>>
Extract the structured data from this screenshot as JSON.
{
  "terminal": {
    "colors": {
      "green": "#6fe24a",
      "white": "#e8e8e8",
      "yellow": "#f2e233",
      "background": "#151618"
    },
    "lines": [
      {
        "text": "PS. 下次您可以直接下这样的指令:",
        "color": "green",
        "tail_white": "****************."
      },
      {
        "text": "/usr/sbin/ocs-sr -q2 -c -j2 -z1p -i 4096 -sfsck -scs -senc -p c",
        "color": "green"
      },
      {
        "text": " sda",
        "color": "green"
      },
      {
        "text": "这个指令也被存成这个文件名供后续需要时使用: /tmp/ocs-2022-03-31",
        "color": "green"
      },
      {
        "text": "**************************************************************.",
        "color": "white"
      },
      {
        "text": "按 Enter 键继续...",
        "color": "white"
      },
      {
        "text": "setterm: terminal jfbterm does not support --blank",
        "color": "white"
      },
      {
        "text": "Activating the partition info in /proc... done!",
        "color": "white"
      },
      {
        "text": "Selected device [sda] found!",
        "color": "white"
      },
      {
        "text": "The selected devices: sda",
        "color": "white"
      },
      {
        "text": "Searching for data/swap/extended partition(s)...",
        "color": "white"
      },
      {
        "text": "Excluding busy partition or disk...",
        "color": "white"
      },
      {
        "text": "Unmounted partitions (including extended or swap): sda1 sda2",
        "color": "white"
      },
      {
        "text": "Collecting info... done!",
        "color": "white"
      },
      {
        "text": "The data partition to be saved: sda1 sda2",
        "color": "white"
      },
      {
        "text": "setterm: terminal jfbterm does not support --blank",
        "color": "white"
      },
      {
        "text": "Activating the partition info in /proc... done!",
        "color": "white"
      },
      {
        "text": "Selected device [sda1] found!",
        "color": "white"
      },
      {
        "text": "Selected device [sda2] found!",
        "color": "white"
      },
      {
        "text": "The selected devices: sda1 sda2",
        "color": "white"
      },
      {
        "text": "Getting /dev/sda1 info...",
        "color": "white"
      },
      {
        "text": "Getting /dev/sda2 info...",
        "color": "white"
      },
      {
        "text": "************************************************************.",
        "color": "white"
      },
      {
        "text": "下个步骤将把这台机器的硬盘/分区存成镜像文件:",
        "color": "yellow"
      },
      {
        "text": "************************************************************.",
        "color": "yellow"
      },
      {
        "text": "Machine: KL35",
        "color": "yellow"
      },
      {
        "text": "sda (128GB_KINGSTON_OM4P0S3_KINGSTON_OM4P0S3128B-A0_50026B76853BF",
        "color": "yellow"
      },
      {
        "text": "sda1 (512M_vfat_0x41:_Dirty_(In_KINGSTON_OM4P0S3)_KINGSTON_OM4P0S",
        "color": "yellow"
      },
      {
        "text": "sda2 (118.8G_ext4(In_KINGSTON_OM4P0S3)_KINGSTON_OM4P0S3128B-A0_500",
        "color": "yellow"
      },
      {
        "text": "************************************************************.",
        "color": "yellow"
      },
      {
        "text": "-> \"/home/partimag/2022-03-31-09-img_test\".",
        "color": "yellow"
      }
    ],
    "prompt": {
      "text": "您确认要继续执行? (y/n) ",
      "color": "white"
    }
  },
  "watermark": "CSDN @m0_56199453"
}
<<
• [Problem statement]
Emit the full listing verbatim.

• [Output]
Extract the structured data from this screenshot as JSON.
{
  "terminal": {
    "colors": {
      "green": "#6fe24a",
      "white": "#e8e8e8",
      "yellow": "#f2e233",
      "background": "#151618"
    },
    "lines": [
      {
        "text": "PS. 下次您可以直接下这样的指令:",
        "color": "green",
        "tail_white": "****************."
      },
      {
        "text": "/usr/sbin/ocs-sr -q2 -c -j2 -z1p -i 4096 -sfsck -scs -senc -p c",
        "color": "green"
      },
      {
        "text": " sda",
        "color": "green"
      },
      {
        "text": "这个指令也被存成这个文件名供后续需要时使用: /tmp/ocs-2022-03-31",
        "color": "green"
      },
      {
        "text": "**************************************************************.",
        "color": "white"
      },
      {
        "text": "按 Enter 键继续...",
        "color": "white"
      },
      {
        "text": "setterm: terminal jfbterm does not support --blank",
        "color": "white"
      },
      {
        "text": "Activating the partition info in /proc... done!",
        "color": "white"
      },
      {
        "text": "Selected device [sda] found!",
        "color": "white"
      },
      {
        "text": "The selected devices: sda",
        "color": "white"
      },
      {
        "text": "Searching for data/swap/extended partition(s)...",
        "color": "white"
      },
      {
        "text": "Excluding busy partition or disk...",
        "color": "white"
      },
      {
        "text": "Unmounted partitions (including extended or swap): sda1 sda2",
        "color": "white"
      },
      {
        "text": "Collecting info... done!",
        "color": "white"
      },
      {
        "text": "The data partition to be saved: sda1 sda2",
        "color": "white"
      },
      {
        "text": "setterm: terminal jfbterm does not support --blank",
        "color": "white"
      },
      {
        "text": "Activating the partition info in /proc... done!",
        "color": "white"
      },
      {
        "text": "Selected device [sda1] found!",
        "color": "white"
      },
      {
        "text": "Selected device [sda2] found!",
        "color": "white"
      },
      {
        "text": "The selected devices: sda1 sda2",
        "color": "white"
      },
      {
        "text": "Getting /dev/sda1 info...",
        "color": "white"
      },
      {
        "text": "Getting /dev/sda2 info...",
        "color": "white"
      },
      {
        "text": "************************************************************.",
        "color": "white"
      },
      {
        "text": "下个步骤将把这台机器的硬盘/分区存成镜像文件:",
        "color": "yellow"
      },
      {
        "text": "************************************************************.",
        "color": "yellow"
      },
      {
        "text": "Machine: KL35",
        "color": "yellow"
      },
      {
        "text": "sda (128GB_KINGSTON_OM4P0S3_KINGSTON_OM4P0S3128B-A0_50026B76853BF",
        "color": "yellow"
      },
      {
        "text": "sda1 (512M_vfat_0x41:_Dirty_(In_KINGSTON_OM4P0S3)_KINGSTON_OM4P0S",
        "color": "yellow"
      },
      {
        "text": "sda2 (118.8G_ext4(In_KINGSTON_OM4P0S3)_KINGSTON_OM4P0S3128B-A0_500",
        "color": "yellow"
      },
      {
        "text": "************************************************************.",
        "color": "yellow"
      },
      {
        "text": "-> \"/home/partimag/2022-03-31-09-img_test\".",
        "color": "yellow"
      }
    ],
    "prompt": {
      "text": "您确认要继续执行? (y/n) ",
      "color": "white"
    }
  },
  "watermark": "CSDN @m0_56199453"
}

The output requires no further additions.